Report the count of lines where the string "color" appears, and nothing else.

(A run of records)
────────────────────────────────────────
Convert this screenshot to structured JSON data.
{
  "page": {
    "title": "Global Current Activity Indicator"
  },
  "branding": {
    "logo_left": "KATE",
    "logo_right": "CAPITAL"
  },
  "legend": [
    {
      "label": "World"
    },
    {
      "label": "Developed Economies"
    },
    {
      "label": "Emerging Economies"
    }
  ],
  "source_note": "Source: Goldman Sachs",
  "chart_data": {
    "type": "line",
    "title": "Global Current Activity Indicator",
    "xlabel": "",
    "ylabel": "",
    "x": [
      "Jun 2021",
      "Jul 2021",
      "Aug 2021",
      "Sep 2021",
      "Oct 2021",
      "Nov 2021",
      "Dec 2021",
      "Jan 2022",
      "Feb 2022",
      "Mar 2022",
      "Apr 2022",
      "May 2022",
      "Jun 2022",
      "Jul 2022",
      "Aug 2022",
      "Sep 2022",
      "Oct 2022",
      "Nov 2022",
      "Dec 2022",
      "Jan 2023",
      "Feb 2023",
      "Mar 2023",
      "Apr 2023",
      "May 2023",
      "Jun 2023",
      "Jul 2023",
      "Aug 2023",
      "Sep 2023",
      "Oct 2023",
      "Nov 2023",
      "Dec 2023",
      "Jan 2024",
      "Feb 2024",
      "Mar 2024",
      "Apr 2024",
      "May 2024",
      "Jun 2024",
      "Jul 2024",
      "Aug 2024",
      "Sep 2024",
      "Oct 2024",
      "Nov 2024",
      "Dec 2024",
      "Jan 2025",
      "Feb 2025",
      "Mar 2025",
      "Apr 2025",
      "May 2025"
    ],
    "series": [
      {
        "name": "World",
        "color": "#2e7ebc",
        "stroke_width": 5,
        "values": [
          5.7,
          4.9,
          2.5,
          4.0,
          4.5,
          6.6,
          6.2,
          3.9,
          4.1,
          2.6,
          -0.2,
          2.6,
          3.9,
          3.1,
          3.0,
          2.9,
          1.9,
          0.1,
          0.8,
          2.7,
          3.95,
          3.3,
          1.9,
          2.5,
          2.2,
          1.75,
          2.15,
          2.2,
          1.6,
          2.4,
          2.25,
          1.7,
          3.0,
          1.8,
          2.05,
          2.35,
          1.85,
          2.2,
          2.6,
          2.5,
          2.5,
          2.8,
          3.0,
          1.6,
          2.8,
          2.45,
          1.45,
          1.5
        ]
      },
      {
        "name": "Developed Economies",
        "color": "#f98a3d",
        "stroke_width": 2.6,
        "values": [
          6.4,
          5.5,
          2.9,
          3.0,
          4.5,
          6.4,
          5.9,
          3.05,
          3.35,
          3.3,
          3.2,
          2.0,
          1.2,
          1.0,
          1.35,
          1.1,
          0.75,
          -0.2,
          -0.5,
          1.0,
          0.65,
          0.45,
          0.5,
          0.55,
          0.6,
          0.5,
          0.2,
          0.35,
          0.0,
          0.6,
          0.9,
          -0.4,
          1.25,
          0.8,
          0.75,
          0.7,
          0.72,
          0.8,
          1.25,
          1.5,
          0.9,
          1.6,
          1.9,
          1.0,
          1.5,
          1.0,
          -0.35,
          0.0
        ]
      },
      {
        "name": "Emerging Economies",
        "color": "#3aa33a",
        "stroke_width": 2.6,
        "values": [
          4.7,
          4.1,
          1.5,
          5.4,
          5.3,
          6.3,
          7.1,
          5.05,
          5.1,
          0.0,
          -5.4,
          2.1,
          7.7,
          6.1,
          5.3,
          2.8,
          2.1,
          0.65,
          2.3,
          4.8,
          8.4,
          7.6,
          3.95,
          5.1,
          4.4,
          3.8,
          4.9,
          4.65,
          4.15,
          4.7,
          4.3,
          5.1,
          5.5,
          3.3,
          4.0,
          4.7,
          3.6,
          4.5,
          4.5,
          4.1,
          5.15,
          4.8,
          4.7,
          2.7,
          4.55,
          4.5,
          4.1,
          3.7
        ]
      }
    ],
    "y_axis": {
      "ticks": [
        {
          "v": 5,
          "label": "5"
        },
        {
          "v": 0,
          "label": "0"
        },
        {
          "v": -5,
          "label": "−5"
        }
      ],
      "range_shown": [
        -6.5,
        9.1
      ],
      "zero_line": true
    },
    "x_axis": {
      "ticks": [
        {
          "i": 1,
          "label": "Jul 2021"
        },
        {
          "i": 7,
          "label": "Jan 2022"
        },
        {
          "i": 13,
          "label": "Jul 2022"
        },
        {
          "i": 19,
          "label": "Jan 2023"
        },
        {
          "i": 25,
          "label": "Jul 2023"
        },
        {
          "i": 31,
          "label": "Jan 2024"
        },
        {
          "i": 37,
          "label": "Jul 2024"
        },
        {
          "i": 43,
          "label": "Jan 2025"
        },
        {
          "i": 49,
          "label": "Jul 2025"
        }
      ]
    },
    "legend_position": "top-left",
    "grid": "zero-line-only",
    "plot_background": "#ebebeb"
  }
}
────────────────────────────────────────
**Response below**
3